INPUT ROWS =>

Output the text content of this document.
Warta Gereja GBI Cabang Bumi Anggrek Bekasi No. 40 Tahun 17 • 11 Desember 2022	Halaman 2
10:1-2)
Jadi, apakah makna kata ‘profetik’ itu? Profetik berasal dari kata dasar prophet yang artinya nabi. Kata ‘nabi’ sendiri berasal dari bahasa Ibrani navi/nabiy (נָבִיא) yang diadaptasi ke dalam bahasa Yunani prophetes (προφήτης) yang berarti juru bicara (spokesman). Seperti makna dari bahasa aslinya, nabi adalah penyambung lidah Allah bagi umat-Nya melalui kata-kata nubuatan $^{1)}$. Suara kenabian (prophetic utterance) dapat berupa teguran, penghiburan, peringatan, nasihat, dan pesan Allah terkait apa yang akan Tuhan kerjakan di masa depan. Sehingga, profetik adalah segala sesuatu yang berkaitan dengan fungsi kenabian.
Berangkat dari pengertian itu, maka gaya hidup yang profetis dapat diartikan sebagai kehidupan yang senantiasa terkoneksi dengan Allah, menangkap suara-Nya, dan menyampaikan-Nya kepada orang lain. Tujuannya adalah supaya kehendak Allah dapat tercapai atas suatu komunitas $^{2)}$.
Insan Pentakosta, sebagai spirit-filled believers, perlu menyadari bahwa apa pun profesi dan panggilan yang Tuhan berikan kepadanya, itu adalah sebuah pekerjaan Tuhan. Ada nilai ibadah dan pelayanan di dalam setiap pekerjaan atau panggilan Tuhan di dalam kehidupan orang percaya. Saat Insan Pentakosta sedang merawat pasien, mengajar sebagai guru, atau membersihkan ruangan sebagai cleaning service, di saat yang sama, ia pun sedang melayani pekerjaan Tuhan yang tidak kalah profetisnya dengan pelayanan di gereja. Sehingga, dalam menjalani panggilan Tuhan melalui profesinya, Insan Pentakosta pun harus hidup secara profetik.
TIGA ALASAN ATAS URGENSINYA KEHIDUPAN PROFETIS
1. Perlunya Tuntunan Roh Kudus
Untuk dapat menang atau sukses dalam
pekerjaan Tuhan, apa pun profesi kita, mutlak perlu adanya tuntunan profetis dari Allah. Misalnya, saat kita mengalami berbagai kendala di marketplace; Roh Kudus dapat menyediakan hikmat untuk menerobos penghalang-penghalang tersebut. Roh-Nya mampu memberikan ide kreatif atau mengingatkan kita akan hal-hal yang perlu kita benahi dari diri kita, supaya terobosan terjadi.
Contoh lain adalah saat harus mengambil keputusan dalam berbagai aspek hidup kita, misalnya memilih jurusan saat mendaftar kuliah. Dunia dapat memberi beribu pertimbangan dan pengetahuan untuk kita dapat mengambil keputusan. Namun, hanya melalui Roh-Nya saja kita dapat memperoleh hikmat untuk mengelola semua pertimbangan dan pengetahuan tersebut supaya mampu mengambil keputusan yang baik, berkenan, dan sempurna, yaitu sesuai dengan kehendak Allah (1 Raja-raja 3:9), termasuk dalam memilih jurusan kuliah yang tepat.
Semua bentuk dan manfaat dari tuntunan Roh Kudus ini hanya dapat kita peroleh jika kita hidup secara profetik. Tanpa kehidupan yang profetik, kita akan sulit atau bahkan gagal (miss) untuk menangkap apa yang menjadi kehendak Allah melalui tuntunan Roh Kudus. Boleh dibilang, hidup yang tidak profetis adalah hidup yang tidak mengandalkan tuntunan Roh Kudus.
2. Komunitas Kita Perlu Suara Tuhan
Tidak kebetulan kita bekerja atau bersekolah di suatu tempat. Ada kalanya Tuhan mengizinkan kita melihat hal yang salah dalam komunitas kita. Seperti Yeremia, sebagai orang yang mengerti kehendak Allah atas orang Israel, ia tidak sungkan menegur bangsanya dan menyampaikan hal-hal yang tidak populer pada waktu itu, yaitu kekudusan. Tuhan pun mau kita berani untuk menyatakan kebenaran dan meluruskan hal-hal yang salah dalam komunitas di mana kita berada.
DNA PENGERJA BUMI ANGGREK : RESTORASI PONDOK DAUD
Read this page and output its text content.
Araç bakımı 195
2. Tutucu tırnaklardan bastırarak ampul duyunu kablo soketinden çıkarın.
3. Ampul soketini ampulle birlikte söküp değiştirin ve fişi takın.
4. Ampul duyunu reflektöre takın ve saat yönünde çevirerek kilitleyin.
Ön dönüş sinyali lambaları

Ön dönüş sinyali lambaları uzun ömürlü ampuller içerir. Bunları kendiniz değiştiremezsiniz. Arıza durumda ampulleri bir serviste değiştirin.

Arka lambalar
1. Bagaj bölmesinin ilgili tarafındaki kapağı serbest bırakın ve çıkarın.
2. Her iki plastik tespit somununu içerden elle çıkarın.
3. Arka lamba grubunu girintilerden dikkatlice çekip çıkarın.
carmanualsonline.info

WHAT YOU HAVE TO DO =>
Your task is to quote the listing above word for word.

SOLUTION FOR THIS EXERCISE =>
Output the text content of this document.
Warta Gereja GBI Cabang Bumi Anggrek Bekasi No. 40 Tahun 17 • 11 Desember 2022	Halaman 2
10:1-2)
Jadi, apakah makna kata ‘profetik’ itu? Profetik berasal dari kata dasar prophet yang artinya nabi. Kata ‘nabi’ sendiri berasal dari bahasa Ibrani navi/nabiy (נָבִיא) yang diadaptasi ke dalam bahasa Yunani prophetes (προφήτης) yang berarti juru bicara (spokesman). Seperti makna dari bahasa aslinya, nabi adalah penyambung lidah Allah bagi umat-Nya melalui kata-kata nubuatan $^{1)}$. Suara kenabian (prophetic utterance) dapat berupa teguran, penghiburan, peringatan, nasihat, dan pesan Allah terkait apa yang akan Tuhan kerjakan di masa depan. Sehingga, profetik adalah segala sesuatu yang berkaitan dengan fungsi kenabian.
Berangkat dari pengertian itu, maka gaya hidup yang profetis dapat diartikan sebagai kehidupan yang senantiasa terkoneksi dengan Allah, menangkap suara-Nya, dan menyampaikan-Nya kepada orang lain. Tujuannya adalah supaya kehendak Allah dapat tercapai atas suatu komunitas $^{2)}$.
Insan Pentakosta, sebagai spirit-filled believers, perlu menyadari bahwa apa pun profesi dan panggilan yang Tuhan berikan kepadanya, itu adalah sebuah pekerjaan Tuhan. Ada nilai ibadah dan pelayanan di dalam setiap pekerjaan atau panggilan Tuhan di dalam kehidupan orang percaya. Saat Insan Pentakosta sedang merawat pasien, mengajar sebagai guru, atau membersihkan ruangan sebagai cleaning service, di saat yang sama, ia pun sedang melayani pekerjaan Tuhan yang tidak kalah profetisnya dengan pelayanan di gereja. Sehingga, dalam menjalani panggilan Tuhan melalui profesinya, Insan Pentakosta pun harus hidup secara profetik.
TIGA ALASAN ATAS URGENSINYA KEHIDUPAN PROFETIS
1. Perlunya Tuntunan Roh Kudus
Untuk dapat menang atau sukses dalam
pekerjaan Tuhan, apa pun profesi kita, mutlak perlu adanya tuntunan profetis dari Allah. Misalnya, saat kita mengalami berbagai kendala di marketplace; Roh Kudus dapat menyediakan hikmat untuk menerobos penghalang-penghalang tersebut. Roh-Nya mampu memberikan ide kreatif atau mengingatkan kita akan hal-hal yang perlu kita benahi dari diri kita, supaya terobosan terjadi.
Contoh lain adalah saat harus mengambil keputusan dalam berbagai aspek hidup kita, misalnya memilih jurusan saat mendaftar kuliah. Dunia dapat memberi beribu pertimbangan dan pengetahuan untuk kita dapat mengambil keputusan. Namun, hanya melalui Roh-Nya saja kita dapat memperoleh hikmat untuk mengelola semua pertimbangan dan pengetahuan tersebut supaya mampu mengambil keputusan yang baik, berkenan, dan sempurna, yaitu sesuai dengan kehendak Allah (1 Raja-raja 3:9), termasuk dalam memilih jurusan kuliah yang tepat.
Semua bentuk dan manfaat dari tuntunan Roh Kudus ini hanya dapat kita peroleh jika kita hidup secara profetik. Tanpa kehidupan yang profetik, kita akan sulit atau bahkan gagal (miss) untuk menangkap apa yang menjadi kehendak Allah melalui tuntunan Roh Kudus. Boleh dibilang, hidup yang tidak profetis adalah hidup yang tidak mengandalkan tuntunan Roh Kudus.
2. Komunitas Kita Perlu Suara Tuhan
Tidak kebetulan kita bekerja atau bersekolah di suatu tempat. Ada kalanya Tuhan mengizinkan kita melihat hal yang salah dalam komunitas kita. Seperti Yeremia, sebagai orang yang mengerti kehendak Allah atas orang Israel, ia tidak sungkan menegur bangsanya dan menyampaikan hal-hal yang tidak populer pada waktu itu, yaitu kekudusan. Tuhan pun mau kita berani untuk menyatakan kebenaran dan meluruskan hal-hal yang salah dalam komunitas di mana kita berada.
DNA PENGERJA BUMI ANGGREK : RESTORASI PONDOK DAUD
Read this page and output its text content.
Araç bakımı 195
2. Tutucu tırnaklardan bastırarak ampul duyunu kablo soketinden çıkarın.
3. Ampul soketini ampulle birlikte söküp değiştirin ve fişi takın.
4. Ampul duyunu reflektöre takın ve saat yönünde çevirerek kilitleyin.
Ön dönüş sinyali lambaları

Ön dönüş sinyali lambaları uzun ömürlü ampuller içerir. Bunları kendiniz değiştiremezsiniz. Arıza durumda ampulleri bir serviste değiştirin.

Arka lambalar
1. Bagaj bölmesinin ilgili tarafındaki kapağı serbest bırakın ve çıkarın.
2. Her iki plastik tespit somununu içerden elle çıkarın.
3. Arka lamba grubunu girintilerden dikkatlice çekip çıkarın.
carmanualsonline.info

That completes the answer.